# WHAT TO PRODUCE
In how many lines does the string "публичным" appear? Answer with the number only.

(Collected data entries)
--------
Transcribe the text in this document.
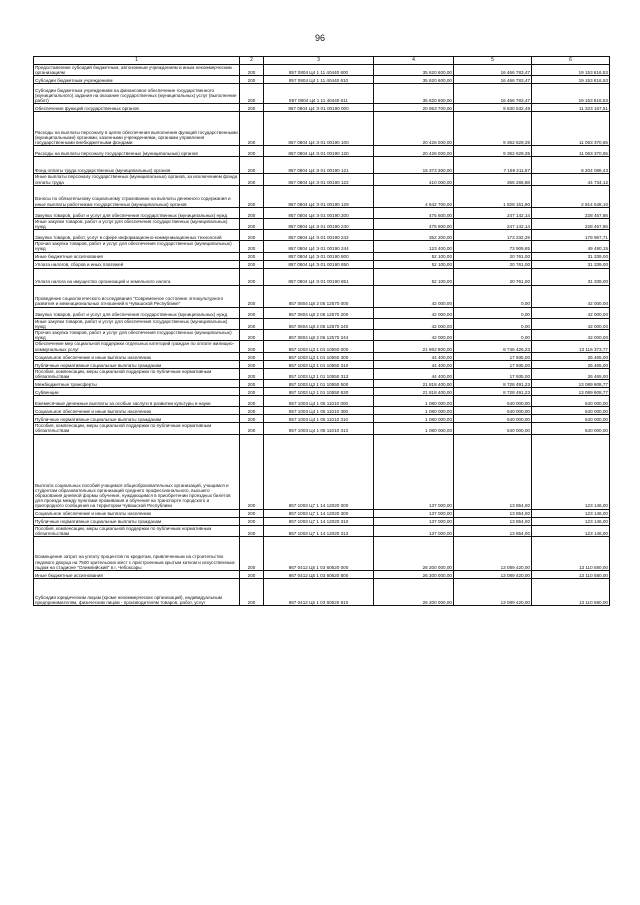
96
1	2	3	4	5	6
Предоставление субсидий бюджетным, автономным учреждениям и иным некоммерческим организациям	200	857 0804 Ц4 1 11 40440 600	35 620 600,00	16 466 783,47	19 153 816,53
Субсидии бюджетным учреждениям	200	857 0804 Ц4 1 11 40440 610	35 620 600,00	16 466 783,47	19 153 816,53
Субсидии бюджетным учреждениям на финансовое обеспечение государственного (муниципального) задания на оказание государственных (муниципальных) услуг (выполнение работ)	200	857 0804 Ц4 1 11 40440 611	35 620 600,00	16 466 783,47	19 153 816,53
Обеспечение функций государственных органов	200	857 0804 Ц4 Э 01 00190 000	20 953 700,00	9 630 532,49	11 323 167,51
Расходы на выплаты персоналу в целях обеспечения выполнения функций государственными (муниципальными) органами, казенными учреждениями, органами управления государственными внебюджетными фондами	200	857 0804 Ц4 Э 01 00190 100	20 426 000,00	9 362 629,35	11 063 370,65
Расходы на выплаты персоналу государственных (муниципальных) органов	200	857 0804 Ц4 Э 01 00190 120	20 426 000,00	9 362 629,35	11 063 370,65
Фонд оплаты труда государственных (муниципальных) органов	200	857 0804 Ц4 Э 01 00190 121	15 373 300,00	7 169 211,57	8 204 088,43
Иные выплаты персоналу государственных (муниципальных) органов, за исключением фонда оплаты труда	200	857 0804 Ц4 Э 01 00190 122	410 000,00	365 265,88	44 734,12
Взносы по обязательному социальному страхованию на выплаты денежного содержания и иные выплаты работникам государственных (муниципальных) органов	200	857 0804 Ц4 Э 01 00190 129	4 642 700,00	1 828 151,90	2 814 548,10
Закупка товаров, работ и услуг для обеспечения государственных (муниципальных) нужд	200	857 0804 Ц4 Э 01 00190 200	475 600,00	247 142,14	228 457,86
Иные закупки товаров, работ и услуг для обеспечения государственных (муниципальных) нужд	200	857 0804 Ц4 Э 01 00190 240	475 600,00	247 142,14	228 457,86
Закупка товаров, работ, услуг в сфере информационно-коммуникационных технологий	200	857 0804 Ц4 Э 01 00190 242	352 200,00	173 232,29	178 967,71
Прочая закупка товаров, работ и услуг для обеспечения государственных (муниципальных) нужд	200	857 0804 Ц4 Э 01 00190 244	123 400,00	73 909,85	49 490,15
Иные бюджетные ассигнования	200	857 0804 Ц4 Э 01 00190 800	52 100,00	20 761,00	31 339,00
Уплата налогов, сборов и иных платежей	200	857 0804 Ц4 Э 01 00190 850	52 100,00	20 761,00	31 339,00
Уплата налога на имущество организаций и земельного налога	200	857 0804 Ц4 Э 01 00190 851	52 100,00	20 761,00	31 339,00
Проведение социологического исследования "Современное состояние этнокультурного развития и межнациональных отношений в Чувашской Республике"	200	857 0804 Ц8 2 05 12570 000	42 000,00	0,00	42 000,00
Закупка товаров, работ и услуг для обеспечения государственных (муниципальных) нужд	200	857 0804 Ц8 2 05 12570 200	42 000,00	0,00	42 000,00
Иные закупки товаров, работ и услуг для обеспечения государственных (муниципальных) нужд	200	857 0804 Ц8 2 05 12570 240	42 000,00	0,00	42 000,00
Прочая закупка товаров, работ и услуг для обеспечения государственных (муниципальных) нужд	200	857 0804 Ц8 2 05 12570 244	42 000,00	0,00	42 000,00
Обеспечение мер социальной поддержки отдельных категорий граждан по оплате жилищно-коммунальных услуг	200	857 1003 Ц3 1 01 10550 000	21 862 800,00	8 746 426,23	13 116 373,77
Социальное обеспечение и иные выплаты населению	200	857 1003 Ц3 1 01 10550 300	44 400,00	17 935,00	26 465,00
Публичные нормативные социальные выплаты гражданам	200	857 1003 Ц3 1 01 10550 310	44 400,00	17 935,00	26 465,00
Пособия, компенсации, меры социальной поддержки по публичным нормативным обязательствам	200	857 1003 Ц3 1 01 10550 313	44 400,00	17 935,00	26 465,00
Межбюджетные трансферты	200	857 1003 Ц3 1 01 10550 500	21 818 400,00	8 728 491,23	13 089 908,77
Субвенции	200	857 1003 Ц3 1 01 10550 530	21 818 400,00	8 728 491,23	13 089 908,77
Ежемесячные денежные выплаты за особые заслуги в развитии культуры и науки	200	857 1003 Ц4 1 05 11010 000	1 080 000,00	540 000,00	540 000,00
Социальное обеспечение и иные выплаты населению	200	857 1003 Ц4 1 05 11010 300	1 080 000,00	540 000,00	540 000,00
Публичные нормативные социальные выплаты гражданам	200	857 1003 Ц4 1 05 11010 310	1 080 000,00	540 000,00	540 000,00
Пособия, компенсации, меры социальной поддержки по публичным нормативным обязательствам	200	857 1003 Ц4 1 05 11010 313	1 080 000,00	540 000,00	540 000,00
Выплата социальных пособий учащимся общеобразовательных организаций, учащимся и студентам образовательных организаций среднего профессионального, высшего образования дневной формы обучения, нуждающимся в приобретении проездных билетов для проезда между пунктами проживания и обучения на транспорте городского и пригородного сообщения на территории Чувашской Республики	200	857 1003 Ц7 1 14 12020 000	137 000,00	13 854,00	123 146,00
Социальное обеспечение и иные выплаты населению	200	857 1003 Ц7 1 14 12020 300	137 000,00	13 854,00	123 146,00
Публичные нормативные социальные выплаты гражданам	200	857 1003 Ц7 1 14 12020 310	137 000,00	13 854,00	123 146,00
Пособия, компенсации, меры социальной поддержки по публичным нормативным обязательствам	200	857 1003 Ц7 1 14 12020 313	137 000,00	13 854,00	123 146,00
Возмещение затрат на уплату процентов по кредитам, привлеченным на строительство ледового дворца на 7500 зрительских мест с пристроенным крытым катком и искусственным льдом на стадионе "Олимпийский" в г. Чебоксары	200	867 0412 Ц5 1 03 60620 000	26 200 000,00	13 089 420,00	13 110 580,00
Иные бюджетные ассигнования	200	867 0412 Ц5 1 03 60620 800	26 200 000,00	13 089 420,00	13 110 580,00
Субсидии юридическим лицам (кроме некоммерческих организаций), индивидуальным предпринимателям, физическим лицам - производителям товаров, работ, услуг	200	867 0412 Ц5 1 03 60620 810	26 200 000,00	13 089 420,00	13 110 580,00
--------
# COMPLETE OUTPUT
3